Stored data
....................
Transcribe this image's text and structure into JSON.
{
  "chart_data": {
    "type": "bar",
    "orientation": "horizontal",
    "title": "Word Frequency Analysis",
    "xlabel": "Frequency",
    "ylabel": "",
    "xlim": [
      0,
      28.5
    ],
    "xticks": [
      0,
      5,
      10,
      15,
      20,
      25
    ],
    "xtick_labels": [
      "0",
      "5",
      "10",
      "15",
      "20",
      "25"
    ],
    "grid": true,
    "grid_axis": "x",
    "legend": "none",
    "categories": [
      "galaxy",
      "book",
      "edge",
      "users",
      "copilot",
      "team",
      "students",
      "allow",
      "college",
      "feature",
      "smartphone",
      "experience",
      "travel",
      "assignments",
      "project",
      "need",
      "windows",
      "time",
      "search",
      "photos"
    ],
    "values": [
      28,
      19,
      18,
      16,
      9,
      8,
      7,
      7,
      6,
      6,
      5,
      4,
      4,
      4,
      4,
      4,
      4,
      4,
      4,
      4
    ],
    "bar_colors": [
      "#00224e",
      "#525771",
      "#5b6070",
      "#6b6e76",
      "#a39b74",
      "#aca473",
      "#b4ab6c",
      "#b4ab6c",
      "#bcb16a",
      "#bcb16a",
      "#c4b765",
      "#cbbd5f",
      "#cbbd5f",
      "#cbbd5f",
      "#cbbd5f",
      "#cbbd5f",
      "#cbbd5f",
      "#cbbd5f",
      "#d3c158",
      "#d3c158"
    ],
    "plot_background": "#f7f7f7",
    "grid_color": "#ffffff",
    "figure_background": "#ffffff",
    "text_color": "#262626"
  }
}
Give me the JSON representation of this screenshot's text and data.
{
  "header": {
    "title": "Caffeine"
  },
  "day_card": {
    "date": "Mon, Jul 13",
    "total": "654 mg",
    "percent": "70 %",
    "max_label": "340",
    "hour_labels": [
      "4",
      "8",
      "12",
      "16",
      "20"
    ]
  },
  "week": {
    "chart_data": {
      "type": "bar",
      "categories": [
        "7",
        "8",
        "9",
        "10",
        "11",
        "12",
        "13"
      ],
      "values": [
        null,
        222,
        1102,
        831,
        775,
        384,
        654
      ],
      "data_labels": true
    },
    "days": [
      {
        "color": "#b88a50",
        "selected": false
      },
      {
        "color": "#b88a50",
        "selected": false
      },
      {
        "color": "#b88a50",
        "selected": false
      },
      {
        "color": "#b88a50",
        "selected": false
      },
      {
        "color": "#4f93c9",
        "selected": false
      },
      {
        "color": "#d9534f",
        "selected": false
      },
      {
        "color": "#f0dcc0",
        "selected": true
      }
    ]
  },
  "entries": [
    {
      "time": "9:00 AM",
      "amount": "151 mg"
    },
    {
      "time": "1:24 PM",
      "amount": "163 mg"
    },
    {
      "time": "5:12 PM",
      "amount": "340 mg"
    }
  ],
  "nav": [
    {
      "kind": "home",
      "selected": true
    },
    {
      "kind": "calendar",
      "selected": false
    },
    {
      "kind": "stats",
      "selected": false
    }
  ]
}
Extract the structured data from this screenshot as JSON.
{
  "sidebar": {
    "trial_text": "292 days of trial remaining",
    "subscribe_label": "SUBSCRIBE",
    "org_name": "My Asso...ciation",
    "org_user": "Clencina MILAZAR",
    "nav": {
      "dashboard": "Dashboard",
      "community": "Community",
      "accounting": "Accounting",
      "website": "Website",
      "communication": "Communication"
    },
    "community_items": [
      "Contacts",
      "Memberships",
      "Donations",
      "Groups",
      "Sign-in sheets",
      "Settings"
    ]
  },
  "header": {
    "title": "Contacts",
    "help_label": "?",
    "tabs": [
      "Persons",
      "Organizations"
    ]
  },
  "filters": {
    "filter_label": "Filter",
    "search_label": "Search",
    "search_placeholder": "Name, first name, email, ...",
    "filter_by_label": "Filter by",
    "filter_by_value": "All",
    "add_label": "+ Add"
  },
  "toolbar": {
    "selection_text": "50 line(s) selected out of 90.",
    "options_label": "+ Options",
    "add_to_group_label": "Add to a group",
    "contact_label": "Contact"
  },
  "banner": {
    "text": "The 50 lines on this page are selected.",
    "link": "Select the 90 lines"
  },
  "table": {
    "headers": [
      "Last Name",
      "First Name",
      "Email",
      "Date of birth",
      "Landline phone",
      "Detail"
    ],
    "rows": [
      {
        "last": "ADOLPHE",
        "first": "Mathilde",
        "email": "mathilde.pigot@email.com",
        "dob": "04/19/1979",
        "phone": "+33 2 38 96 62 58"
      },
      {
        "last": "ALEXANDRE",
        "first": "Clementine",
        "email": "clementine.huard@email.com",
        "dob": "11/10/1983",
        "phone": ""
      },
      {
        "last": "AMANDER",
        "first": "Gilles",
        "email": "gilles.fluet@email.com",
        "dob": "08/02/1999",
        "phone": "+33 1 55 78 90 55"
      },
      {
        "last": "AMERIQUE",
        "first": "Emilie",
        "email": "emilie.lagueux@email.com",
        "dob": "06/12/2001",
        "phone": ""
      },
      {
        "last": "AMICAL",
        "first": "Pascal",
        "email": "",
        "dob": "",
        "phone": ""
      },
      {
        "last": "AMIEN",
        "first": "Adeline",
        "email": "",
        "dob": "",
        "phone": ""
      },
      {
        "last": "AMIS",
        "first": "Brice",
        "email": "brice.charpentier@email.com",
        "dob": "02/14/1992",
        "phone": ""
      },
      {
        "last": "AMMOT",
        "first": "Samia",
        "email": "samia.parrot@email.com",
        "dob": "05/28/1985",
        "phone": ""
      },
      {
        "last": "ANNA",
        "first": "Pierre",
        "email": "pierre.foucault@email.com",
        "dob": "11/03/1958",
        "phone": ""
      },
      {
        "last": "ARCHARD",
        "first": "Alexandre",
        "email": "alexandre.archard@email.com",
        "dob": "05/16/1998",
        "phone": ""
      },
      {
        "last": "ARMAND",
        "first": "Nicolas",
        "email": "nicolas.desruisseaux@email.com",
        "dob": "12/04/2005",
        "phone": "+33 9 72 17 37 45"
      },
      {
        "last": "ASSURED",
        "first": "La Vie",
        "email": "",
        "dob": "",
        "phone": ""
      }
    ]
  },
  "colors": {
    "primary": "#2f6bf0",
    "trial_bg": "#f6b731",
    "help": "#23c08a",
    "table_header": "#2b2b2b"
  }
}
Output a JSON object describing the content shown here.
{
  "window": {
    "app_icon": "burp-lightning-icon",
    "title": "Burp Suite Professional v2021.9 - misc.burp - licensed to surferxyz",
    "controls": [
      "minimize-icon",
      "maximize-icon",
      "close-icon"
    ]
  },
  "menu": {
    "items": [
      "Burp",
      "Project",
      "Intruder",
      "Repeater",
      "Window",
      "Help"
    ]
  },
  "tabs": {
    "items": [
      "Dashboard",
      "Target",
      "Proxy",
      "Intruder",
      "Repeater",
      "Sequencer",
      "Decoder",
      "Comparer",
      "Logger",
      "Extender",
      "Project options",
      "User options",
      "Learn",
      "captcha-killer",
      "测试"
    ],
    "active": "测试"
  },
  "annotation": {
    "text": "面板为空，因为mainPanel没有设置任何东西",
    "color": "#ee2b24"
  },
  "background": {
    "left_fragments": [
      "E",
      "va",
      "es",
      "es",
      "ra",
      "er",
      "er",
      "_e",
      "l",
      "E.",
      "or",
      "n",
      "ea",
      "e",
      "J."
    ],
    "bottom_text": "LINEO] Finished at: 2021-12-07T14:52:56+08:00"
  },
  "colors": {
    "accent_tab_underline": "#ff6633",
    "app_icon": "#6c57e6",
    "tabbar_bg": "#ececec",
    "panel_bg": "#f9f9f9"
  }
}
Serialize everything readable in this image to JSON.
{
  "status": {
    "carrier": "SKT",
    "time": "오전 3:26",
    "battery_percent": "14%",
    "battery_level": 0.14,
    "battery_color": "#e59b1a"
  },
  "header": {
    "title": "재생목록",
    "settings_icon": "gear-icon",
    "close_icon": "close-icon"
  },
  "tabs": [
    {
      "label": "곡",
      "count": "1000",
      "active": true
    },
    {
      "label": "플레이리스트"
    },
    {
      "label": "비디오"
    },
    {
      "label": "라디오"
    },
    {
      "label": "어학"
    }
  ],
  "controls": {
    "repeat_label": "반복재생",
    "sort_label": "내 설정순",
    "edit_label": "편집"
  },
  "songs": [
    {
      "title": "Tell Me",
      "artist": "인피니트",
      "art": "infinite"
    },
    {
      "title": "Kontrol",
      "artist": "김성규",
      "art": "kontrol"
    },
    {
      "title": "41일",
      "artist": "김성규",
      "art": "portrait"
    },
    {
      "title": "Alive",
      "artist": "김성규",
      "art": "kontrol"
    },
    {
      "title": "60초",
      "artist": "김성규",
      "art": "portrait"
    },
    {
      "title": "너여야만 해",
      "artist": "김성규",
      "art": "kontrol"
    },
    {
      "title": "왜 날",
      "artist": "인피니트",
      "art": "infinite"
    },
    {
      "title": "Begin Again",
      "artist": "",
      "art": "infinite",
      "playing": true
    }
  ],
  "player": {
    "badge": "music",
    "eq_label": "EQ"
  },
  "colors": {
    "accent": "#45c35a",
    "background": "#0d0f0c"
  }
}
....................
§ Your goal
Where a line above includes "true", copy that line.

§ Final answer
    "grid": true,
      "data_labels": true
        "selected": true
      "selected": true
      "active": true
      "playing": true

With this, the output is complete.